→ Stored entries
· · · · · · ·

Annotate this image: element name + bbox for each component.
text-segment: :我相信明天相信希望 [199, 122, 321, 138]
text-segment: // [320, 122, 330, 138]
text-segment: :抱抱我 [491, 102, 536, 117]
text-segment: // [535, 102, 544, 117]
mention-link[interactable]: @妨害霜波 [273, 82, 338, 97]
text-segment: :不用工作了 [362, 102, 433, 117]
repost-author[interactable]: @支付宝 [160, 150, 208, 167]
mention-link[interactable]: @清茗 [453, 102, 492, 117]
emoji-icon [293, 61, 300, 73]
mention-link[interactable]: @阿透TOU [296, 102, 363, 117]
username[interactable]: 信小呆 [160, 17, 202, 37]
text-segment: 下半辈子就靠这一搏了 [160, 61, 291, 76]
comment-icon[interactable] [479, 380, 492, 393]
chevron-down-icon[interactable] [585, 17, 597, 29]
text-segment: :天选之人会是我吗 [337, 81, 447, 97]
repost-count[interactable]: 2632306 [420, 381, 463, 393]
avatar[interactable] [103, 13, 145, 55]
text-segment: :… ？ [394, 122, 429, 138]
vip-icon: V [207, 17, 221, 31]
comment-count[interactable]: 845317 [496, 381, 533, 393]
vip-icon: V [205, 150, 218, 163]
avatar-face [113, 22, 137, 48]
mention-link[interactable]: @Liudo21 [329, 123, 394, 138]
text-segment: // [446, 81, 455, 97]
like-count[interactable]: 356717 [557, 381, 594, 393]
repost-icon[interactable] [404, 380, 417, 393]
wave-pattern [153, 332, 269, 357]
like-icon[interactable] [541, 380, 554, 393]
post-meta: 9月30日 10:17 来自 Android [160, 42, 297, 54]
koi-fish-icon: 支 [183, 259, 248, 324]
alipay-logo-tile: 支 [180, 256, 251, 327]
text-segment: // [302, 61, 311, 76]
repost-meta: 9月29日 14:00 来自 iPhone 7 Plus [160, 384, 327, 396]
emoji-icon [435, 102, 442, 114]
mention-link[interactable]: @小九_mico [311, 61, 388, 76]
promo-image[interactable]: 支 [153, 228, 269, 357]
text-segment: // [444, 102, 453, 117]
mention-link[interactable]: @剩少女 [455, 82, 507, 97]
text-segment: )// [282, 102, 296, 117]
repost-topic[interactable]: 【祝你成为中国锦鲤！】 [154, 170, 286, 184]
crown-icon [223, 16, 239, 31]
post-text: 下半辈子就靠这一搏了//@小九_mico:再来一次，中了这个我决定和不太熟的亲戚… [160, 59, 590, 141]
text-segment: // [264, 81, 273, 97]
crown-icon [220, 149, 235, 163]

· · · · · · ·

→ WORK TO COMPLETE
Print each line of the entries above verbatim.

→ SOLVED PROBLEM
Annotate this image: element name + bbox for each component.
text-segment: :我相信明天相信希望 [199, 122, 321, 138]
text-segment: // [320, 122, 330, 138]
text-segment: :抱抱我 [491, 102, 536, 117]
text-segment: // [535, 102, 544, 117]
mention-link[interactable]: @妨害霜波 [273, 82, 338, 97]
text-segment: :不用工作了 [362, 102, 433, 117]
repost-author[interactable]: @支付宝 [160, 150, 208, 167]
mention-link[interactable]: @清茗 [453, 102, 492, 117]
emoji-icon [293, 61, 300, 73]
mention-link[interactable]: @阿透TOU [296, 102, 363, 117]
username[interactable]: 信小呆 [160, 17, 202, 37]
text-segment: 下半辈子就靠这一搏了 [160, 61, 291, 76]
comment-icon[interactable] [479, 380, 492, 393]
chevron-down-icon[interactable] [585, 17, 597, 29]
text-segment: :天选之人会是我吗 [337, 81, 447, 97]
repost-count[interactable]: 2632306 [420, 381, 463, 393]
avatar[interactable] [103, 13, 145, 55]
text-segment: :… ？ [394, 122, 429, 138]
vip-icon: V [207, 17, 221, 31]
comment-count[interactable]: 845317 [496, 381, 533, 393]
vip-icon: V [205, 150, 218, 163]
avatar-face [113, 22, 137, 48]
mention-link[interactable]: @Liudo21 [329, 123, 394, 138]
text-segment: // [446, 81, 455, 97]
like-count[interactable]: 356717 [557, 381, 594, 393]
repost-icon[interactable] [404, 380, 417, 393]
wave-pattern [153, 332, 269, 357]
like-icon[interactable] [541, 380, 554, 393]
post-meta: 9月30日 10:17 来自 Android [160, 42, 297, 54]
koi-fish-icon: 支 [183, 259, 248, 324]
alipay-logo-tile: 支 [180, 256, 251, 327]
text-segment: // [302, 61, 311, 76]
repost-meta: 9月29日 14:00 来自 iPhone 7 Plus [160, 384, 327, 396]
emoji-icon [435, 102, 442, 114]
mention-link[interactable]: @小九_mico [311, 61, 388, 76]
promo-image[interactable]: 支 [153, 228, 269, 357]
text-segment: // [444, 102, 453, 117]
mention-link[interactable]: @剩少女 [455, 82, 507, 97]
text-segment: )// [282, 102, 296, 117]
repost-topic[interactable]: 【祝你成为中国锦鲤！】 [154, 170, 286, 184]
crown-icon [223, 16, 239, 31]
post-text: 下半辈子就靠这一搏了//@小九_mico:再来一次，中了这个我决定和不太熟的亲戚… [160, 59, 590, 141]
text-segment: // [264, 81, 273, 97]
crown-icon [220, 149, 235, 163]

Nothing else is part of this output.